Problem requirements
Repeat each entry in full, exactly.

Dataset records
-- Start --

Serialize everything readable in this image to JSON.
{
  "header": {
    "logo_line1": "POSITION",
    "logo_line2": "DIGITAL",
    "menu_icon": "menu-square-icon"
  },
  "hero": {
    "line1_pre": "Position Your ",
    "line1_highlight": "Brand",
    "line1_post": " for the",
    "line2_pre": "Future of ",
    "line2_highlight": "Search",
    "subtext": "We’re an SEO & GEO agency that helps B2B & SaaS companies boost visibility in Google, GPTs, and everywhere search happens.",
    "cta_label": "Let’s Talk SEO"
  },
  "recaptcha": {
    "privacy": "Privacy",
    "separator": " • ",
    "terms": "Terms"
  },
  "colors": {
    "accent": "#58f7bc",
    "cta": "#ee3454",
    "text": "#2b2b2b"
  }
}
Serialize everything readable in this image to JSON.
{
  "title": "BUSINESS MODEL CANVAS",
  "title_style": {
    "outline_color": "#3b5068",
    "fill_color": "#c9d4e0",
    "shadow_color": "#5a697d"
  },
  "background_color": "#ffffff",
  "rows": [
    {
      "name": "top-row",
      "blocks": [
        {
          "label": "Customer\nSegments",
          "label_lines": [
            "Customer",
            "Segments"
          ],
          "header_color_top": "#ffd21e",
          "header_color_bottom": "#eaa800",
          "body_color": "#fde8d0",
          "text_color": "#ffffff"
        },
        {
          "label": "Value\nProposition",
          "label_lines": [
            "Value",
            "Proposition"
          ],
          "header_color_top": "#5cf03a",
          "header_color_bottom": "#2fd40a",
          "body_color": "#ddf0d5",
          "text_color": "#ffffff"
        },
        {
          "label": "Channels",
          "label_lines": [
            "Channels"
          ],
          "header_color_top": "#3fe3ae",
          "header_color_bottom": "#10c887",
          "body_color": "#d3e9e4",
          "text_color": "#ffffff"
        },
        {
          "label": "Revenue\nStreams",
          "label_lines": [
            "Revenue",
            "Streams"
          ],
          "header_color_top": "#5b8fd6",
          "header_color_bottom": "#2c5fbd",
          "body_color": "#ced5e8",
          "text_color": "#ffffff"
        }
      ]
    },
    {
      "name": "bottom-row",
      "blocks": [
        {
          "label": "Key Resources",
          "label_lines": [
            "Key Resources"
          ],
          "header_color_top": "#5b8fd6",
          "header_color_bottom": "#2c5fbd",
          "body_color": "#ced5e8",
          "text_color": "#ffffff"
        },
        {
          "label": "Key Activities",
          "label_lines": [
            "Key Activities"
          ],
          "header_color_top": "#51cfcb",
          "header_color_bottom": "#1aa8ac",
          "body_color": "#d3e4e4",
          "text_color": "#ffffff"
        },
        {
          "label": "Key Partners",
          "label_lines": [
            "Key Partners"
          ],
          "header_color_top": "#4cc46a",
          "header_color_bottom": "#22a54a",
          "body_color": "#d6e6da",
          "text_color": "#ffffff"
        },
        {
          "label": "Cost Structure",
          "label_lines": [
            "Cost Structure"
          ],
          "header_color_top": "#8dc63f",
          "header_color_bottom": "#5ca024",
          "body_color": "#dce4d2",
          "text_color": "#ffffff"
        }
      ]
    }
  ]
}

-- End --

Reply to the task
Serialize everything readable in this image to JSON.
{
  "header": {
    "logo_line1": "POSITION",
    "logo_line2": "DIGITAL",
    "menu_icon": "menu-square-icon"
  },
  "hero": {
    "line1_pre": "Position Your ",
    "line1_highlight": "Brand",
    "line1_post": " for the",
    "line2_pre": "Future of ",
    "line2_highlight": "Search",
    "subtext": "We’re an SEO & GEO agency that helps B2B & SaaS companies boost visibility in Google, GPTs, and everywhere search happens.",
    "cta_label": "Let’s Talk SEO"
  },
  "recaptcha": {
    "privacy": "Privacy",
    "separator": " • ",
    "terms": "Terms"
  },
  "colors": {
    "accent": "#58f7bc",
    "cta": "#ee3454",
    "text": "#2b2b2b"
  }
}
Serialize everything readable in this image to JSON.
{
  "title": "BUSINESS MODEL CANVAS",
  "title_style": {
    "outline_color": "#3b5068",
    "fill_color": "#c9d4e0",
    "shadow_color": "#5a697d"
  },
  "background_color": "#ffffff",
  "rows": [
    {
      "name": "top-row",
      "blocks": [
        {
          "label": "Customer\nSegments",
          "label_lines": [
            "Customer",
            "Segments"
          ],
          "header_color_top": "#ffd21e",
          "header_color_bottom": "#eaa800",
          "body_color": "#fde8d0",
          "text_color": "#ffffff"
        },
        {
          "label": "Value\nProposition",
          "label_lines": [
            "Value",
            "Proposition"
          ],
          "header_color_top": "#5cf03a",
          "header_color_bottom": "#2fd40a",
          "body_color": "#ddf0d5",
          "text_color": "#ffffff"
        },
        {
          "label": "Channels",
          "label_lines": [
            "Channels"
          ],
          "header_color_top": "#3fe3ae",
          "header_color_bottom": "#10c887",
          "body_color": "#d3e9e4",
          "text_color": "#ffffff"
        },
        {
          "label": "Revenue\nStreams",
          "label_lines": [
            "Revenue",
            "Streams"
          ],
          "header_color_top": "#5b8fd6",
          "header_color_bottom": "#2c5fbd",
          "body_color": "#ced5e8",
          "text_color": "#ffffff"
        }
      ]
    },
    {
      "name": "bottom-row",
      "blocks": [
        {
          "label": "Key Resources",
          "label_lines": [
            "Key Resources"
          ],
          "header_color_top": "#5b8fd6",
          "header_color_bottom": "#2c5fbd",
          "body_color": "#ced5e8",
          "text_color": "#ffffff"
        },
        {
          "label": "Key Activities",
          "label_lines": [
            "Key Activities"
          ],
          "header_color_top": "#51cfcb",
          "header_color_bottom": "#1aa8ac",
          "body_color": "#d3e4e4",
          "text_color": "#ffffff"
        },
        {
          "label": "Key Partners",
          "label_lines": [
            "Key Partners"
          ],
          "header_color_top": "#4cc46a",
          "header_color_bottom": "#22a54a",
          "body_color": "#d6e6da",
          "text_color": "#ffffff"
        },
        {
          "label": "Cost Structure",
          "label_lines": [
            "Cost Structure"
          ],
          "header_color_top": "#8dc63f",
          "header_color_bottom": "#5ca024",
          "body_color": "#dce4d2",
          "text_color": "#ffffff"
        }
      ]
    }
  ]
}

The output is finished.